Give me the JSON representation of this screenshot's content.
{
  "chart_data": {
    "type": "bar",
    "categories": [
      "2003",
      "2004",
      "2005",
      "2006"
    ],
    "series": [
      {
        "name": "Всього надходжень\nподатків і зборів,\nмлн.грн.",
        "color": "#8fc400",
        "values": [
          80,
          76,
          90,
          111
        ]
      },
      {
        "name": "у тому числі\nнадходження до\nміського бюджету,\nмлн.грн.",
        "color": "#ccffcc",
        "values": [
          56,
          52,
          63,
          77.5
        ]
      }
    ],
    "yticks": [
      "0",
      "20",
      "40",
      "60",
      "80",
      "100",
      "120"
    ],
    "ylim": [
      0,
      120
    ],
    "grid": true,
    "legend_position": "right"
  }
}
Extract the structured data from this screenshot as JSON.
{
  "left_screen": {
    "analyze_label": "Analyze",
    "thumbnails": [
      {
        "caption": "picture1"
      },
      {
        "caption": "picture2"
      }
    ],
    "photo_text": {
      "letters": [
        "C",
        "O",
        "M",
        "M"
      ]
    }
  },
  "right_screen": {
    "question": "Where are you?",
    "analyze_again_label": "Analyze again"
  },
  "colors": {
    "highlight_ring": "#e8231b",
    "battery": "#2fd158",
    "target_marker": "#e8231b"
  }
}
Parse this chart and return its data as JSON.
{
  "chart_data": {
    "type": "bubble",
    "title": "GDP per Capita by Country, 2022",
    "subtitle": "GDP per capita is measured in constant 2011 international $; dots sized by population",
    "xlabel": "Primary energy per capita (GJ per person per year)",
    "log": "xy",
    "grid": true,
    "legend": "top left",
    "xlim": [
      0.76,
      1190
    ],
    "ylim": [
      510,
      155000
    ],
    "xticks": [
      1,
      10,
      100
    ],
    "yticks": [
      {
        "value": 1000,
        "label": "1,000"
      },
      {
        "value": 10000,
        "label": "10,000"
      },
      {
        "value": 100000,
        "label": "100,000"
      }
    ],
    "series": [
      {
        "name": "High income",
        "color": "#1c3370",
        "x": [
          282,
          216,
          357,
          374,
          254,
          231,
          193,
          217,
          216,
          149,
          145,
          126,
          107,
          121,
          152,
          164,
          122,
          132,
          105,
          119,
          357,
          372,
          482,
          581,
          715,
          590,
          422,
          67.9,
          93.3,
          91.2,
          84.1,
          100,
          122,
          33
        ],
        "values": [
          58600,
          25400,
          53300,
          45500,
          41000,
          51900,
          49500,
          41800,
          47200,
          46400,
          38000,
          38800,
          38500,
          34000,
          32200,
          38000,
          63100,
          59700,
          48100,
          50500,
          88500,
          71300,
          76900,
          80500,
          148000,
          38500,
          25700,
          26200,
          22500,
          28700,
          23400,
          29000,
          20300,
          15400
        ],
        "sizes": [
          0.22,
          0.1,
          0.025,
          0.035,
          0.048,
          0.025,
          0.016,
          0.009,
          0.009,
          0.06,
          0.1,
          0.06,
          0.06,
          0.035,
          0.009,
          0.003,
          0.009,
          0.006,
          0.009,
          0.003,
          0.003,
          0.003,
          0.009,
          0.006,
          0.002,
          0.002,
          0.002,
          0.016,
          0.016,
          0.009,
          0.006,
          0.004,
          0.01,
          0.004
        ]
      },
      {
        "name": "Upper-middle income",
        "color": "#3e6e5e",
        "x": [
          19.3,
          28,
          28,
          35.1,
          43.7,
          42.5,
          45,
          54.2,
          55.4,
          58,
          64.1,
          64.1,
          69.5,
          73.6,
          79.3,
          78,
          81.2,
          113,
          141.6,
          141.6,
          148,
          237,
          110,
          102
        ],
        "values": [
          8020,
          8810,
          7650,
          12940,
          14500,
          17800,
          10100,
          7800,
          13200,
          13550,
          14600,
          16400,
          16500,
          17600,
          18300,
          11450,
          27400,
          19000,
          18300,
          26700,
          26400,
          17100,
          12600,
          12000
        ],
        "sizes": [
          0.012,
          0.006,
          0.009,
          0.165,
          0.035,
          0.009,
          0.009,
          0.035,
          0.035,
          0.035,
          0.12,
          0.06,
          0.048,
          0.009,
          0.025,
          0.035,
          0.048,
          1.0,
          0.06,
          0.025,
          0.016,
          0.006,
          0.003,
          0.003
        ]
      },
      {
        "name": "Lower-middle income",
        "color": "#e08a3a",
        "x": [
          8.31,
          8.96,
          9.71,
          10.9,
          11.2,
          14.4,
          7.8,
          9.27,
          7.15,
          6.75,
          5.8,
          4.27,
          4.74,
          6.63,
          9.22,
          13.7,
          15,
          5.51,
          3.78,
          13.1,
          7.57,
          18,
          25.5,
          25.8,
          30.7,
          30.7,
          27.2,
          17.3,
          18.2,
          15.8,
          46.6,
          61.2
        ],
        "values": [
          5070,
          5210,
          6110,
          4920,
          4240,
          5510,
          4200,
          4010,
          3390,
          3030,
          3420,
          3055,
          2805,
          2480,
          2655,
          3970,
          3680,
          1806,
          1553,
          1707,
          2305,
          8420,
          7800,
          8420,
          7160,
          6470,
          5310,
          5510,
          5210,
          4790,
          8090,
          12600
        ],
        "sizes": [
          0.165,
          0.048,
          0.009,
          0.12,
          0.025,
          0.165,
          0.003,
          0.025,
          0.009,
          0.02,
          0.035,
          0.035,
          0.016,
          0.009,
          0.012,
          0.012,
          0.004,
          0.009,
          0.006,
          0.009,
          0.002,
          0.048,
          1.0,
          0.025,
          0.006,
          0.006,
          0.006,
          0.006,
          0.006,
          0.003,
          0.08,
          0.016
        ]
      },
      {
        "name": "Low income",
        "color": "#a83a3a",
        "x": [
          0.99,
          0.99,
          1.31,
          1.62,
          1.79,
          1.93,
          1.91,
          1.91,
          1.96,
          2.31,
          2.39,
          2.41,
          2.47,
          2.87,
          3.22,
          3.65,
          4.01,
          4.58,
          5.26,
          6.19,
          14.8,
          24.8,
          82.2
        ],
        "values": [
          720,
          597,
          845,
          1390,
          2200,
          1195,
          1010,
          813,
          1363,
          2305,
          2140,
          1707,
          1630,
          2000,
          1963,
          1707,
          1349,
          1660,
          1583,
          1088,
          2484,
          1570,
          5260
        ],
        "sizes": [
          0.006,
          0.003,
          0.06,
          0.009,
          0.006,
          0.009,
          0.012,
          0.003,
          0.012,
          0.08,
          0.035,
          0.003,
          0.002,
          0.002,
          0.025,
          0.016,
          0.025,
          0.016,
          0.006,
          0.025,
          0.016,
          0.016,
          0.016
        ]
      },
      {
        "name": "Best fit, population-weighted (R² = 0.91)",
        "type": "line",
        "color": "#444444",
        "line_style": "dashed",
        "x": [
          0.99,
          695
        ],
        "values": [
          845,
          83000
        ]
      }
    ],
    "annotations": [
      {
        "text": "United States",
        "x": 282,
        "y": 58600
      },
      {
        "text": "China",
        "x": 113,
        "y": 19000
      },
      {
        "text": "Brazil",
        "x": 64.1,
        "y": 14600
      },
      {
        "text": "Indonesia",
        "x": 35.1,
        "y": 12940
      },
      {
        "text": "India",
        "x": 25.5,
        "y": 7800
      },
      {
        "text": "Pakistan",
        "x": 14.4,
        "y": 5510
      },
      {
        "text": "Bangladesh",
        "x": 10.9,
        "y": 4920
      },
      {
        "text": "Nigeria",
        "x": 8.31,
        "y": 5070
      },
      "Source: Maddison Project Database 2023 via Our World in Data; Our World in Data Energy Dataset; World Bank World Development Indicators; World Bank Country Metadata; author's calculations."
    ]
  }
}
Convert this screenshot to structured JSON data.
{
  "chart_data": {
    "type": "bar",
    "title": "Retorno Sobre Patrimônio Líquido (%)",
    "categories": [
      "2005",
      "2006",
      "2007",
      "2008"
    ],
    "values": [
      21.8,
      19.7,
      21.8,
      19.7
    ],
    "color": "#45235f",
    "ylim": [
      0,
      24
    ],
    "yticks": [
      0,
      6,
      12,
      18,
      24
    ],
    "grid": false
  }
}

==========

Exercise aim: Give back the lines above exactly, from the one with "Convert this screenshot" through the last line.

Answer for the task:
Convert this screenshot to structured JSON data.
{
  "chart_data": {
    "type": "bar",
    "title": "Retorno Sobre Patrimônio Líquido (%)",
    "categories": [
      "2005",
      "2006",
      "2007",
      "2008"
    ],
    "values": [
      21.8,
      19.7,
      21.8,
      19.7
    ],
    "color": "#45235f",
    "ylim": [
      0,
      24
    ],
    "yticks": [
      0,
      6,
      12,
      18,
      24
    ],
    "grid": false
  }
}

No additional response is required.